### EXERCISE
Tally the lines in the listing below that include "image". Answer with the count and nothing more.

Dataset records

○ ○ ○ ○ ○ ○ ○

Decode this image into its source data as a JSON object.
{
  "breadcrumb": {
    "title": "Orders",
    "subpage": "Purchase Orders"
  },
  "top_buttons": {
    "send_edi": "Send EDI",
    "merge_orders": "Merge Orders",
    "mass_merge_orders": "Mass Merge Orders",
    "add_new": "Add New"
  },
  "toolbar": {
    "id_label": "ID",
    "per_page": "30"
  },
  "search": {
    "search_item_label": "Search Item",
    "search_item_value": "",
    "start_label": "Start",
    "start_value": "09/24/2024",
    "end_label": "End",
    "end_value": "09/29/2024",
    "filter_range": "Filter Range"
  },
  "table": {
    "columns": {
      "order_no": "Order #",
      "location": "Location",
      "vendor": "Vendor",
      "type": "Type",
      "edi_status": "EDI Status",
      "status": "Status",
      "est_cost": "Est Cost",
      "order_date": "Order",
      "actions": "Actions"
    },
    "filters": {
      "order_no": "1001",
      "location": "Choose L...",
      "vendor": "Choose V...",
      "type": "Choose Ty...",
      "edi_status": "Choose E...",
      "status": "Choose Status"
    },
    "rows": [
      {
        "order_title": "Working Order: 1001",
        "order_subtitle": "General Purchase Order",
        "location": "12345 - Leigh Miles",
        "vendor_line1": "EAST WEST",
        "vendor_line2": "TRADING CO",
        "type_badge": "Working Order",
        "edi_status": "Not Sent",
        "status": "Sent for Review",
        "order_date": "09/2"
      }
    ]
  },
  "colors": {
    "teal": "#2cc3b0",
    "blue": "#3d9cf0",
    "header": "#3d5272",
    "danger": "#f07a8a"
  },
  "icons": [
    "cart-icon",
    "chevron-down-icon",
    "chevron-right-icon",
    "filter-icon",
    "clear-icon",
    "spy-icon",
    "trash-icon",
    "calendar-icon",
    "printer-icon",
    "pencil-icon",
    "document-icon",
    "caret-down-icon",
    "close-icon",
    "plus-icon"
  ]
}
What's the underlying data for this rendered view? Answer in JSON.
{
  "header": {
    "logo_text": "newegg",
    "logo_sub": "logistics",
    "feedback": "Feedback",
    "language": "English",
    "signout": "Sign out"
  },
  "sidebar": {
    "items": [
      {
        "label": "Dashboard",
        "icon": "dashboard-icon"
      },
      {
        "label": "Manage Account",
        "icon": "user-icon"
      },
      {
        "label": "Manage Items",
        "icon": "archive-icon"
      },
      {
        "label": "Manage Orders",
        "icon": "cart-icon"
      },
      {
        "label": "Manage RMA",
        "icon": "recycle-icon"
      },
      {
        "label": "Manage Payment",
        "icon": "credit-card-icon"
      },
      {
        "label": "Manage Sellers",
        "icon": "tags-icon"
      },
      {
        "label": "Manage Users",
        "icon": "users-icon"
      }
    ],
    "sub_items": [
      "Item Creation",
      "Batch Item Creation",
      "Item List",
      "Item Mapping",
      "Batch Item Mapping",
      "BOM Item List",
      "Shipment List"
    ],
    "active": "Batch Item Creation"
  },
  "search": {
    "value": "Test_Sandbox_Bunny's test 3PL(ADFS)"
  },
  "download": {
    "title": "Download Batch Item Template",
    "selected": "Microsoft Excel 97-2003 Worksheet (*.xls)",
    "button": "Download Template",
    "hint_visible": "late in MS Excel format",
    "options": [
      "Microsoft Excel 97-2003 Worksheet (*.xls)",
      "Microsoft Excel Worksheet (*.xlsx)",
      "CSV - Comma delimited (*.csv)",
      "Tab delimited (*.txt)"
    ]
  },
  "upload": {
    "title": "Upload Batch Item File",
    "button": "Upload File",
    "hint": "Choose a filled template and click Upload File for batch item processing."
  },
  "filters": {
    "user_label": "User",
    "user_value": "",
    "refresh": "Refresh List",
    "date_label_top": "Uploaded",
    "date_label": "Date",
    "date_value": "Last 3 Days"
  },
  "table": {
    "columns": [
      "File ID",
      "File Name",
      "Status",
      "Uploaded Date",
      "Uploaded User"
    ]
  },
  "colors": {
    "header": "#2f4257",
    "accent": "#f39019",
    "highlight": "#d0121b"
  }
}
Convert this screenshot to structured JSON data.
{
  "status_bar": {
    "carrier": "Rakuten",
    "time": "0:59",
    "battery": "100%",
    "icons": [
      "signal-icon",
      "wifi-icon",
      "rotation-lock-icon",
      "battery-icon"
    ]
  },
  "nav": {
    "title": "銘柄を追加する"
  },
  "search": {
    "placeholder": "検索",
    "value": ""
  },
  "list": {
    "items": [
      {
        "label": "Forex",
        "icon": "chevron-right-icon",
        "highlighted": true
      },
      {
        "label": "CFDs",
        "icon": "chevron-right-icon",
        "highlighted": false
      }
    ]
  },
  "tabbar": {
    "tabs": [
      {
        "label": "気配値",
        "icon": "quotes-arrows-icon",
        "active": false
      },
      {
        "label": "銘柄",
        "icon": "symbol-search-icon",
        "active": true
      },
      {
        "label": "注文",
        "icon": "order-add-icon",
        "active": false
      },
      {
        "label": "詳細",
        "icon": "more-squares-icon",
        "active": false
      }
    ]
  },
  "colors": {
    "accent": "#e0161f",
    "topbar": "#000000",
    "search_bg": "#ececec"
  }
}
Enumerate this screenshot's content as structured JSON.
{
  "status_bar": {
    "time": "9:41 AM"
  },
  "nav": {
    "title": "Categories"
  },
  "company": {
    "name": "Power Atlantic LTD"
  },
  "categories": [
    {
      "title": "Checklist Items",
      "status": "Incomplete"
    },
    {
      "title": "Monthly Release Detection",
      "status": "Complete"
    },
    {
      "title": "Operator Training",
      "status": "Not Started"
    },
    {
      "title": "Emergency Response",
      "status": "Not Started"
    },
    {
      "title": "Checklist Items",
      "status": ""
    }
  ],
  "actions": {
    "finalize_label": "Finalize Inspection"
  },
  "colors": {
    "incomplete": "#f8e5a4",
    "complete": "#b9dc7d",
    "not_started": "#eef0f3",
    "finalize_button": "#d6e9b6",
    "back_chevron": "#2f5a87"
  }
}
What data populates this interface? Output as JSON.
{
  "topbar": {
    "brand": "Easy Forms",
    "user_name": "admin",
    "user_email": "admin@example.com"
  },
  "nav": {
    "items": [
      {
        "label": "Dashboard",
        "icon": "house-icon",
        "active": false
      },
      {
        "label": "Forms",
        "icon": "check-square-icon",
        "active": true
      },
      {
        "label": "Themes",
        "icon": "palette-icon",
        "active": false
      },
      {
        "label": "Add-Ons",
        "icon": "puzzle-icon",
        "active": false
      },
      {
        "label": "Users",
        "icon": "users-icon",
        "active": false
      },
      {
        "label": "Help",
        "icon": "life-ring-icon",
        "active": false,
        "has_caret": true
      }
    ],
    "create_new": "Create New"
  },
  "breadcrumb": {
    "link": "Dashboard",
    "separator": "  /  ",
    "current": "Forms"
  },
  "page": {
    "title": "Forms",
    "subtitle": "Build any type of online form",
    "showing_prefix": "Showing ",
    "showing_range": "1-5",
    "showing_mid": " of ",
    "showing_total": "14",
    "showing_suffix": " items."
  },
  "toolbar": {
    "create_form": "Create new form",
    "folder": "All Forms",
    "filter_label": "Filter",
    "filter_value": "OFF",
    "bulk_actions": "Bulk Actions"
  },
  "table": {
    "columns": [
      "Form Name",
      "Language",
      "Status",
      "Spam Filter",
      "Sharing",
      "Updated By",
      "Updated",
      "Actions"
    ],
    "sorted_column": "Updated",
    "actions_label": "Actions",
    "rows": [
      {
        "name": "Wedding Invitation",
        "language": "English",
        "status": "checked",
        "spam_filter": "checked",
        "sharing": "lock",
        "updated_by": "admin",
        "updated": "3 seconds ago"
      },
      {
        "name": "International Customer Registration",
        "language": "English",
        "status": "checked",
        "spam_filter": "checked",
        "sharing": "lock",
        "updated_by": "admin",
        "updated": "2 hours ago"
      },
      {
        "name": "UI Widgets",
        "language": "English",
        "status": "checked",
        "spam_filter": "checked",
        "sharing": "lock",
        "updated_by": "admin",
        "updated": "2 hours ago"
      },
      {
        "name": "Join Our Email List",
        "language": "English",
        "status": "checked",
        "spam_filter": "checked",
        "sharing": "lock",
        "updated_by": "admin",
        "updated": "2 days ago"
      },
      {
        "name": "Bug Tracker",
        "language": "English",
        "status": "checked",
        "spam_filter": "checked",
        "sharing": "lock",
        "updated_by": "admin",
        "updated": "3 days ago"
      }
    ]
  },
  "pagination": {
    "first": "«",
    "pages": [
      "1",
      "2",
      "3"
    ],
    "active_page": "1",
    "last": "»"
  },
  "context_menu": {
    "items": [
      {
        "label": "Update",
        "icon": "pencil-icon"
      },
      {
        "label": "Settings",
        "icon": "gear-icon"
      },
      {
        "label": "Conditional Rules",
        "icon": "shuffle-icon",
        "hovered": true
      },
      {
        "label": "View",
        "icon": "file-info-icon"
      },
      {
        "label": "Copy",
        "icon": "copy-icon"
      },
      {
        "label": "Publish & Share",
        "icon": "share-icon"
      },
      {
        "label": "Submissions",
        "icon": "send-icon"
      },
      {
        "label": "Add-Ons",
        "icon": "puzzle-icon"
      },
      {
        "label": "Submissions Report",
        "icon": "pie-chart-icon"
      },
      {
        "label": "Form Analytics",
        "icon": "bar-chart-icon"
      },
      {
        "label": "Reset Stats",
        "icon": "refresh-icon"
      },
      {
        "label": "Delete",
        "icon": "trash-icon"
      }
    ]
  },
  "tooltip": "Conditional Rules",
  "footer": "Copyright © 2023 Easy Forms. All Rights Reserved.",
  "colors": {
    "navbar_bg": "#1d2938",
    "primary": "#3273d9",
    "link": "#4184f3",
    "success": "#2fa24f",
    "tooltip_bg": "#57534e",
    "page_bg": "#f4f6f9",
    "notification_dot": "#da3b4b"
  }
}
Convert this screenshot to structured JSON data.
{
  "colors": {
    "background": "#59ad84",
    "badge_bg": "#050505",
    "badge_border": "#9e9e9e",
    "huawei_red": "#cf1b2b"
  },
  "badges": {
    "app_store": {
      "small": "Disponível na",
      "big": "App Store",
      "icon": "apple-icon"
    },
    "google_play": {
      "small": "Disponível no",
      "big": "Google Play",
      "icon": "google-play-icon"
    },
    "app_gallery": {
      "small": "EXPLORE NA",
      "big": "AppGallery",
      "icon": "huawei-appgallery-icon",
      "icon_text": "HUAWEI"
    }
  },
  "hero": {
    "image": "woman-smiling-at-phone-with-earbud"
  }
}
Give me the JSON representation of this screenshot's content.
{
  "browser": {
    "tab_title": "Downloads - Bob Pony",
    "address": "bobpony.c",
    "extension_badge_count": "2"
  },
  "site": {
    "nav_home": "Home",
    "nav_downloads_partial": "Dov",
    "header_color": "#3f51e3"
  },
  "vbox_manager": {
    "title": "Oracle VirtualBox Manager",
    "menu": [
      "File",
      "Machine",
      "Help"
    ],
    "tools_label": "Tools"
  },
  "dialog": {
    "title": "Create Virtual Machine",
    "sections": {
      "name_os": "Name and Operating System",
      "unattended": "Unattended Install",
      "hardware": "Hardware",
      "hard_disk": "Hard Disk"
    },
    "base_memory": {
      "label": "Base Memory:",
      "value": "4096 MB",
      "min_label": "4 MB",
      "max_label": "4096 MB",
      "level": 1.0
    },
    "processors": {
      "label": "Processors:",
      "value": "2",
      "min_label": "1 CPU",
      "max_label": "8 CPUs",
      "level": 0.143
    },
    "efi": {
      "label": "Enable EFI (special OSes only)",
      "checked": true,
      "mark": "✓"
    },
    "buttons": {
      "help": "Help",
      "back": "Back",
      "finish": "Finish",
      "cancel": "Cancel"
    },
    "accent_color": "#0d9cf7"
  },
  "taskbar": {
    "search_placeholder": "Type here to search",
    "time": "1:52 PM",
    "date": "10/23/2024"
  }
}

○ ○ ○ ○ ○ ○ ○

### ANSWER TO THIS TASK
2